● Exercise prompt
Each entry should be quoted word for word, including every mark of punctuation.

● Data to process
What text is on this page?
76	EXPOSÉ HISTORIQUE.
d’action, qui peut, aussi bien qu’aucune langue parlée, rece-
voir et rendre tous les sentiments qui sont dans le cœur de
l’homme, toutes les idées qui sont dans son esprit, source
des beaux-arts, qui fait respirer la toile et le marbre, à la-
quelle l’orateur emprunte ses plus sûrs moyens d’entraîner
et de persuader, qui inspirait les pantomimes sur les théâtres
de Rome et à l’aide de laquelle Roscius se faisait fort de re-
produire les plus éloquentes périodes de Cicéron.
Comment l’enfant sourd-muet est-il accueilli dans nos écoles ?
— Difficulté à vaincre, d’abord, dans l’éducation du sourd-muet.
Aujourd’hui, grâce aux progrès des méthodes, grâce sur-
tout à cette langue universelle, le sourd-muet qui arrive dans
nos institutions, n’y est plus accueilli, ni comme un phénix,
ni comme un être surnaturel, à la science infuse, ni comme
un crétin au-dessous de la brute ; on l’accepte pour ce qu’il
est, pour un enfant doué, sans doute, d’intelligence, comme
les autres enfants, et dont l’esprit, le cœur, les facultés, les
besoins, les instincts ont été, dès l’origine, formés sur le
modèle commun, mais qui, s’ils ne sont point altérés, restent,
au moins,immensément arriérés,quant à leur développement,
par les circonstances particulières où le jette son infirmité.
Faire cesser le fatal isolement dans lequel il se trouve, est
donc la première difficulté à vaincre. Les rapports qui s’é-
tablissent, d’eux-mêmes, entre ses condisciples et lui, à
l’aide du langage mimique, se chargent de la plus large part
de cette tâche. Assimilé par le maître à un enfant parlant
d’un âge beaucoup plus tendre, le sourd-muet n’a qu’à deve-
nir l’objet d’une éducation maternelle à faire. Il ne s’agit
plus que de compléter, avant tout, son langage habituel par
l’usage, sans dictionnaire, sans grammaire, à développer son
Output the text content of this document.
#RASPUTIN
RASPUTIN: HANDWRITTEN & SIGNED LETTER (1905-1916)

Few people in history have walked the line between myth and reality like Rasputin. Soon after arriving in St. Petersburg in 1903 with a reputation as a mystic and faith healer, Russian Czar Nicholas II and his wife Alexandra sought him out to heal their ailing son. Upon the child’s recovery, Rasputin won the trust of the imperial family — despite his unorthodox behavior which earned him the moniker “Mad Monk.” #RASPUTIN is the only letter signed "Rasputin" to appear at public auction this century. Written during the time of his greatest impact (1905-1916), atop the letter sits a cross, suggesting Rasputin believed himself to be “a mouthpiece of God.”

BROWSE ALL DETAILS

● Finished answer
What text is on this page?
76	EXPOSÉ HISTORIQUE.
d’action, qui peut, aussi bien qu’aucune langue parlée, rece-
voir et rendre tous les sentiments qui sont dans le cœur de
l’homme, toutes les idées qui sont dans son esprit, source
des beaux-arts, qui fait respirer la toile et le marbre, à la-
quelle l’orateur emprunte ses plus sûrs moyens d’entraîner
et de persuader, qui inspirait les pantomimes sur les théâtres
de Rome et à l’aide de laquelle Roscius se faisait fort de re-
produire les plus éloquentes périodes de Cicéron.
Comment l’enfant sourd-muet est-il accueilli dans nos écoles ?
— Difficulté à vaincre, d’abord, dans l’éducation du sourd-muet.
Aujourd’hui, grâce aux progrès des méthodes, grâce sur-
tout à cette langue universelle, le sourd-muet qui arrive dans
nos institutions, n’y est plus accueilli, ni comme un phénix,
ni comme un être surnaturel, à la science infuse, ni comme
un crétin au-dessous de la brute ; on l’accepte pour ce qu’il
est, pour un enfant doué, sans doute, d’intelligence, comme
les autres enfants, et dont l’esprit, le cœur, les facultés, les
besoins, les instincts ont été, dès l’origine, formés sur le
modèle commun, mais qui, s’ils ne sont point altérés, restent,
au moins,immensément arriérés,quant à leur développement,
par les circonstances particulières où le jette son infirmité.
Faire cesser le fatal isolement dans lequel il se trouve, est
donc la première difficulté à vaincre. Les rapports qui s’é-
tablissent, d’eux-mêmes, entre ses condisciples et lui, à
l’aide du langage mimique, se chargent de la plus large part
de cette tâche. Assimilé par le maître à un enfant parlant
d’un âge beaucoup plus tendre, le sourd-muet n’a qu’à deve-
nir l’objet d’une éducation maternelle à faire. Il ne s’agit
plus que de compléter, avant tout, son langage habituel par
l’usage, sans dictionnaire, sans grammaire, à développer son
Output the text content of this document.
#RASPUTIN
RASPUTIN: HANDWRITTEN & SIGNED LETTER (1905-1916)

Few people in history have walked the line between myth and reality like Rasputin. Soon after arriving in St. Petersburg in 1903 with a reputation as a mystic and faith healer, Russian Czar Nicholas II and his wife Alexandra sought him out to heal their ailing son. Upon the child’s recovery, Rasputin won the trust of the imperial family — despite his unorthodox behavior which earned him the moniker “Mad Monk.” #RASPUTIN is the only letter signed "Rasputin" to appear at public auction this century. Written during the time of his greatest impact (1905-1916), atop the letter sits a cross, suggesting Rasputin believed himself to be “a mouthpiece of God.”

BROWSE ALL DETAILS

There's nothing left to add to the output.